Passage shown>
I'm waiting for the day when 'async' will be the default function type and 'await' will be the default type of function call.
If anywhere down the callstack a function needs to await something it has to become an async function. And this needs to be done to the whole callstack recursively. So over time more and more functions of every codebase turn into async functions.
Continuation passing style means passing along your continuation to your callee, and is the implementation of the async model. But normal calls do pass their continuation: the return address, pushed on the stack, is the continuation function, and the stack itself is the scope, and together they are a closure. Make the stack a first class value that can be switched, and you get to continuations - and that's what the runtime gets with green threads.
It means much harder interop because you can't have native frames on your stack. But you have the same problem with async.
Green threads is very different from CPS actually both from an implementation and semantics point of view. In a CPS model the continuation is first class and is available at every single call point. In practice this would require heap allocating every single function frame, which is expensive and and a huge problem for interoperability (a smart compiler can turn it back to a traditional stack if the continuation is only used in traditional ways)
With the normall call/return model, the implicit continuation in a normal call stack can only be accessed via return. Green threads do allow accessing the continuation at specific yield points (although most green thread implementations do not expose it to the user) but because the yield point are much fewer than every single call, a whole stack can be allocated and used in one go. There aren't in fact many issues with interoperability as foregin functions or even os calls can be accommodated on this stack.

Problem set>
**1.** Answer these questions from the async discussion:
(a) What must happen to a function when something further down its callstack needs to await?
(b) In a normal call, what serves as the continuation function?
(c) In a CPS model, what would be required in practice for every function frame?
**2.** Resume the async discussion from the point where it stops, in the same forum style.
The entries after this point have no connection to the async discussion.

Records supplied>

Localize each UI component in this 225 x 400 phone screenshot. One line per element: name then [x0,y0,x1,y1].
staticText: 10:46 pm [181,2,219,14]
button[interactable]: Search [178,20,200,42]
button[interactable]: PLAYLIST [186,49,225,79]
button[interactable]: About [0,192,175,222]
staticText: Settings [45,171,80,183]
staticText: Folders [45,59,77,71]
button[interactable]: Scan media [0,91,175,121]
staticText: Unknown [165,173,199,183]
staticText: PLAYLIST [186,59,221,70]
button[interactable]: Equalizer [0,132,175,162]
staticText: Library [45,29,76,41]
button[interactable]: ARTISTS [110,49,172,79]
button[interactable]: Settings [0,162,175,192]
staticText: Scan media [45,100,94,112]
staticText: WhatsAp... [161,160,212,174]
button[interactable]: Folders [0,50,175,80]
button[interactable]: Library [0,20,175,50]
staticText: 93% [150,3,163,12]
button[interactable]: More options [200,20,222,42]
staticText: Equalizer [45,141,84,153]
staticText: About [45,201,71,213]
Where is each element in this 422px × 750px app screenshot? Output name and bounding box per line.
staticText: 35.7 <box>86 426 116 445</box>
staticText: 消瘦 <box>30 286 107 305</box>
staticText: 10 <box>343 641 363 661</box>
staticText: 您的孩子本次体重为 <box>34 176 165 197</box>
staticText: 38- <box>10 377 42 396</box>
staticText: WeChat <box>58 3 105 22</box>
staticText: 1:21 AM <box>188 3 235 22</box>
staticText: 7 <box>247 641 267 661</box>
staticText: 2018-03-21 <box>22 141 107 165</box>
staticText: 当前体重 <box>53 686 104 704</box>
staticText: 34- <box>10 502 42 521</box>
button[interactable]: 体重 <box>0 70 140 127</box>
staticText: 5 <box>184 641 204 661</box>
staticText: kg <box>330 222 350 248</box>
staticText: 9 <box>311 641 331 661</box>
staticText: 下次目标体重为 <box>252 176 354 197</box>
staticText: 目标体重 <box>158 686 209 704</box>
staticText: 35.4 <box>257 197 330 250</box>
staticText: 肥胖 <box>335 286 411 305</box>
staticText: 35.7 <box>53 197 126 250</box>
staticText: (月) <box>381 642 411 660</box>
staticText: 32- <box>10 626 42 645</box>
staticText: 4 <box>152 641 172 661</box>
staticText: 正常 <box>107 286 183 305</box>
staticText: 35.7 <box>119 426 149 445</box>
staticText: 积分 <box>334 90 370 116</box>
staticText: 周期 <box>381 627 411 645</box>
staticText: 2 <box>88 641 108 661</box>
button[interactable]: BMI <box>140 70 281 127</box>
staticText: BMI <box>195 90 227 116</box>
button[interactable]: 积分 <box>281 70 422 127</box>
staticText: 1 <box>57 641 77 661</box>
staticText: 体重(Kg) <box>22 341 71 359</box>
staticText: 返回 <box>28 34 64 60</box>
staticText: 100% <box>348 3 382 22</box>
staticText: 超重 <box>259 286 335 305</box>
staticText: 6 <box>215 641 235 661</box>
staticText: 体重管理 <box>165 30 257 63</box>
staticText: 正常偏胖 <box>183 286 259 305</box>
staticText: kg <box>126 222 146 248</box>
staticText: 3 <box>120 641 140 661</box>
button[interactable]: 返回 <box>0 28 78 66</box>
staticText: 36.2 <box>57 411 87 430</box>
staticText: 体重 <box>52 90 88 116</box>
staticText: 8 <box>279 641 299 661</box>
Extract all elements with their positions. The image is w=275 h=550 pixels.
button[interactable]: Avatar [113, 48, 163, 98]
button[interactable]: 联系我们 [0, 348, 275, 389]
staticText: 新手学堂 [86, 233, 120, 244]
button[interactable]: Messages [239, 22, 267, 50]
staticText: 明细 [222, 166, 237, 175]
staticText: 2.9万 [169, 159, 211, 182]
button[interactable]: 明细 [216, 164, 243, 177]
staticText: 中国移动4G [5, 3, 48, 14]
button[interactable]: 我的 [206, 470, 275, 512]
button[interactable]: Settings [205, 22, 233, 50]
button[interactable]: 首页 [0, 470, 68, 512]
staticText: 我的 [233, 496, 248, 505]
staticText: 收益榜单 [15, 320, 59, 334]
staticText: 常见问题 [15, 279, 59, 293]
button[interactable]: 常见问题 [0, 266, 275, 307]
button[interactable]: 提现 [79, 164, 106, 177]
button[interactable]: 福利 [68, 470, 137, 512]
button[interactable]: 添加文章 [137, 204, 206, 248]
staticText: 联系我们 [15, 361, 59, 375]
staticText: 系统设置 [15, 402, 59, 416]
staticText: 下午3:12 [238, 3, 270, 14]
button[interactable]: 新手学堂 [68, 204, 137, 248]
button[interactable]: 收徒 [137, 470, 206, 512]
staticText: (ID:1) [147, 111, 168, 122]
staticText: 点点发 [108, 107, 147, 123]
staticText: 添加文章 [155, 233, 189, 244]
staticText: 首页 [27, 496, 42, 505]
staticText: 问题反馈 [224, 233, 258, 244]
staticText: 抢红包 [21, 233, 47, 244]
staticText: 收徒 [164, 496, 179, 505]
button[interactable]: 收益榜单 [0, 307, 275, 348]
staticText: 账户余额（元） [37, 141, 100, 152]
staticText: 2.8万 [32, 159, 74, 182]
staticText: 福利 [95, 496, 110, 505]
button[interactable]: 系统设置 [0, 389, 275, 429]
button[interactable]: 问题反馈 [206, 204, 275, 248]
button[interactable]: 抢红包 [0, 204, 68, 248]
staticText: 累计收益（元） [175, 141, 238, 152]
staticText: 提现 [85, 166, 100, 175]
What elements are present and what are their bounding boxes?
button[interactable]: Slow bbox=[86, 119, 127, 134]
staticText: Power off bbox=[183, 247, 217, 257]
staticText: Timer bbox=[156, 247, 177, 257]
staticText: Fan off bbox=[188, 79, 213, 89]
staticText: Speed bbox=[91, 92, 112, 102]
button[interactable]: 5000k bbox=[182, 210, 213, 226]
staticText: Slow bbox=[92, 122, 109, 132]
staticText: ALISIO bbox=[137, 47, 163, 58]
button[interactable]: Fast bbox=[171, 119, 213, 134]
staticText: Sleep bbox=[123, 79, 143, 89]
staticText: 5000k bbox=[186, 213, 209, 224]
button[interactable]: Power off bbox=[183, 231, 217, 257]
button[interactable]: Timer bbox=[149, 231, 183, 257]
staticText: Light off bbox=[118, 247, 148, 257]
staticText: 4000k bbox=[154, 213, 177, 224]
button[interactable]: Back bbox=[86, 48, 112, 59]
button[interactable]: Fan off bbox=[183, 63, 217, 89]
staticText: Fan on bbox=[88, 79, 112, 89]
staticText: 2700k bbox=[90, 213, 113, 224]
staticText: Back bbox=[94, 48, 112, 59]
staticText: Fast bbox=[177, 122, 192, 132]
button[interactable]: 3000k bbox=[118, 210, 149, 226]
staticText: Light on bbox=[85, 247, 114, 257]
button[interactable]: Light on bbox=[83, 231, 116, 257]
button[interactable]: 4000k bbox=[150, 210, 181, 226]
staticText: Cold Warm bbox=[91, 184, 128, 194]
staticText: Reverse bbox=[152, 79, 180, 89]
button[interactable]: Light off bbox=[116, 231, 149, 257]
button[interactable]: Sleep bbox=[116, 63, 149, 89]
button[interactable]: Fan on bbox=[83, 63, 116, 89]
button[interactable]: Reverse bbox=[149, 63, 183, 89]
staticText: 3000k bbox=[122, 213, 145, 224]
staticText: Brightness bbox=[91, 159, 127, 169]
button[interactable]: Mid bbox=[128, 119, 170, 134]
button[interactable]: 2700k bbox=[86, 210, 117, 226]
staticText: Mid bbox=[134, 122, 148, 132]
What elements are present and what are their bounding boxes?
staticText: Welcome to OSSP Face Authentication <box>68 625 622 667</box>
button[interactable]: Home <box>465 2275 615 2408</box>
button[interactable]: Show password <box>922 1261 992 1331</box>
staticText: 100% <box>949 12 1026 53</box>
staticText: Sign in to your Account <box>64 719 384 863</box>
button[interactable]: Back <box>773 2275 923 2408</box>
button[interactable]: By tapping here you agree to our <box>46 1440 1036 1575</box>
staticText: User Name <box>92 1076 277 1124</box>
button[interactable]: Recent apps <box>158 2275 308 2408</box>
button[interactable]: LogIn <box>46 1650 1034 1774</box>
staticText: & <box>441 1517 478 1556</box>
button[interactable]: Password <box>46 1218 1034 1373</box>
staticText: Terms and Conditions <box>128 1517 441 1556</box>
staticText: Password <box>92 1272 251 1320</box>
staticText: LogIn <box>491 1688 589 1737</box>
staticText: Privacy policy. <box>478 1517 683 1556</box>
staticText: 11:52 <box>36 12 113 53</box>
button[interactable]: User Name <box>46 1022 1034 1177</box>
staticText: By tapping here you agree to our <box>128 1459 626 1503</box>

Per-task answers>
**1.**
(a) It has to become an async function, and this must be done to the whole callstack recursively.
(b) The return address, pushed on the stack.
(c) Every function frame would have to be allocated on the heap.

**2.**
Async is a tradeoff, basically the programmer is responsible of marking functions that are to be CPS transformed and that need their stack frame reified. This way no full stack is needed nor there are the performance and interoperability issues of full CPS. You end up with the blue/red functions issue though.
If you want call/cc (for repeated executions of the continuation) you need a first class stack. A CPS execution model can use green threads right up until you want that explicit continuation in hand and split the stack. In most implementations of CPS the continuation is not in fact available for the user to execute: stack-oriented programming is the mental model, until you pull out call/cc or something similar.
Note that you don't get the continuation in hand for the async-everywhere advocated by GP, only blocking operations get the continuation, and most of those are implemented by the runtime.
One thing I like about Go is that there is no dichotomy between sync and async. Every function call presents a sync interface, but under the hood all I/O is async. I really miss this in Python, where every library has an async twin, usually maintained by someone unafiliated with the sync library.
Async being a “default” function type doesn’t make much sense unless you’re doing io. If you’re just computing, you often can’t proceed without the result and want to proceed as soon as you have the result—i.e. blocking. Both are critical to getting good performance.
I’m curious if discerning which is the best type is possible to tool automatically with static or tracing analysis.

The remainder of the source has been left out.